--- ENTRIES SUPPLIED ---
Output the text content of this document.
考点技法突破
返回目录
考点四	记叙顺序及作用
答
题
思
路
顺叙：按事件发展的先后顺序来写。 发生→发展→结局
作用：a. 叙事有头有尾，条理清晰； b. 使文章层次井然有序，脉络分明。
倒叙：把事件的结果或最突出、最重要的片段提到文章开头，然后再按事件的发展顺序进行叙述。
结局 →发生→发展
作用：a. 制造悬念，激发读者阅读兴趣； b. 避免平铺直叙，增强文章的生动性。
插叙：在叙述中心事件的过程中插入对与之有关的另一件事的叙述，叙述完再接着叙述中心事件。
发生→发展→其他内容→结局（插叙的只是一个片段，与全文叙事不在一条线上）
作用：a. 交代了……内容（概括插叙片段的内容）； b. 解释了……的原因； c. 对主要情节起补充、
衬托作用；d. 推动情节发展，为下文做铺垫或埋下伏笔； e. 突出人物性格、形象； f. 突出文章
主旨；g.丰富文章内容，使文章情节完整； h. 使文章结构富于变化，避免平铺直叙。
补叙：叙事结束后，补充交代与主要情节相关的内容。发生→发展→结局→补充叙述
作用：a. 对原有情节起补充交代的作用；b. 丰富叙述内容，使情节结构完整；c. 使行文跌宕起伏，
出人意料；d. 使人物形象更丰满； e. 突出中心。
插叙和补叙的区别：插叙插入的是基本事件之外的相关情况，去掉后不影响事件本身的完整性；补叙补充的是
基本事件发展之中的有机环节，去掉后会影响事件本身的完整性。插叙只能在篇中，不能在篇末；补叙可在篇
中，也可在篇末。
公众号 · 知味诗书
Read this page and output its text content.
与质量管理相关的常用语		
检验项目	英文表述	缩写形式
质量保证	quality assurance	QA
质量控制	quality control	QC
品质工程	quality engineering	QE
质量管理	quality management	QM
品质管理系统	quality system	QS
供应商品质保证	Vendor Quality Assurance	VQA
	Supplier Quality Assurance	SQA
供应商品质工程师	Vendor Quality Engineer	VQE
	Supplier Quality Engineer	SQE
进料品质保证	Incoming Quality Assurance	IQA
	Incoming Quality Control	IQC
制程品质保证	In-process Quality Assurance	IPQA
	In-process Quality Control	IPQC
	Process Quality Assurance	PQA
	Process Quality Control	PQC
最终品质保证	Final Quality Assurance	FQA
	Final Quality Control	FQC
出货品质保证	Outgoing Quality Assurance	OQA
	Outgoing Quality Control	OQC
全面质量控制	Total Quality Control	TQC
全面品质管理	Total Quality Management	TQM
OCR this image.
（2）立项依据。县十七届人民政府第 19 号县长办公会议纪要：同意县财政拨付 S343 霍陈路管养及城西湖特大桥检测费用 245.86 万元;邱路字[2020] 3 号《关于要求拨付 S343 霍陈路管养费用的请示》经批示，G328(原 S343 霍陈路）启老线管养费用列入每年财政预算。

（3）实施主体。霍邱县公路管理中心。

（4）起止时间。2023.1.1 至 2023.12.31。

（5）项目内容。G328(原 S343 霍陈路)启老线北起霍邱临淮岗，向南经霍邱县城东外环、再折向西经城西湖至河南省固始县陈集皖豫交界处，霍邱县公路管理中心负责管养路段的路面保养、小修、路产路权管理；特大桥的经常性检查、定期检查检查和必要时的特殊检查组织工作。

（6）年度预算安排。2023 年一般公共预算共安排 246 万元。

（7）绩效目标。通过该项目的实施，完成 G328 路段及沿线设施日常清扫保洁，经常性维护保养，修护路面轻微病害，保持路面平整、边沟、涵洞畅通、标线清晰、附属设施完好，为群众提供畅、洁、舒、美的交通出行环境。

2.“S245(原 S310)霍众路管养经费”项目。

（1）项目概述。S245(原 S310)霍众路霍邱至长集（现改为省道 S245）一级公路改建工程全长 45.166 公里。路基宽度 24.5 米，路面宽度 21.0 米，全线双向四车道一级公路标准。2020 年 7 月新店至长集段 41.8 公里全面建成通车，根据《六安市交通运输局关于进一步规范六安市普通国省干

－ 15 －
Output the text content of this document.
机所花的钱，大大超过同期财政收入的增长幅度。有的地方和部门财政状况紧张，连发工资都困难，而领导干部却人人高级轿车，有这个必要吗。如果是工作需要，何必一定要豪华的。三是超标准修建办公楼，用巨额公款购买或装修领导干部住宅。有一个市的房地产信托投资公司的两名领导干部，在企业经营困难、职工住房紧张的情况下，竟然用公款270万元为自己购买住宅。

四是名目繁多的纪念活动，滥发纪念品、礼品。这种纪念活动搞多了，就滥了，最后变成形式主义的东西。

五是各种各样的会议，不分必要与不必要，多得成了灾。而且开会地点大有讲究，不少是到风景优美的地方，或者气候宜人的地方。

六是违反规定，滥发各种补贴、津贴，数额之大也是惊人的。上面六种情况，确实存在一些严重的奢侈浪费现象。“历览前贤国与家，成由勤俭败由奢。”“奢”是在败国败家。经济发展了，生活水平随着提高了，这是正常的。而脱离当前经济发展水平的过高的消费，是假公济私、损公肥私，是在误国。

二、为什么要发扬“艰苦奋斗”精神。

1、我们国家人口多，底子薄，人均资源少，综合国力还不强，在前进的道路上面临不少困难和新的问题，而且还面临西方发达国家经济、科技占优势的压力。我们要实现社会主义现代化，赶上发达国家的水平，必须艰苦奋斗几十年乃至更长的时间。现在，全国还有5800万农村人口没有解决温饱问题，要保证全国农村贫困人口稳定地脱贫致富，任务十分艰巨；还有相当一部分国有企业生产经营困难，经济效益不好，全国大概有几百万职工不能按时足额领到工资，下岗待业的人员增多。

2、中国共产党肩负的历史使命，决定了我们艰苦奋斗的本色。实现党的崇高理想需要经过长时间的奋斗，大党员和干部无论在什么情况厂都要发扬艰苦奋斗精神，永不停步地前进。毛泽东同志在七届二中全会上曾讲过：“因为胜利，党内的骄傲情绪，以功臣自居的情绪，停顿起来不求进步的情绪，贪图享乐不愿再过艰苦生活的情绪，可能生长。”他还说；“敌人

--- TASK PROMPT ---
Lines that hold "Final" are the ones to copy; find all of them.

--- WORKED ANSWER ---
最终品质保证	Final Quality Assurance	FQA
	Final Quality Control	FQC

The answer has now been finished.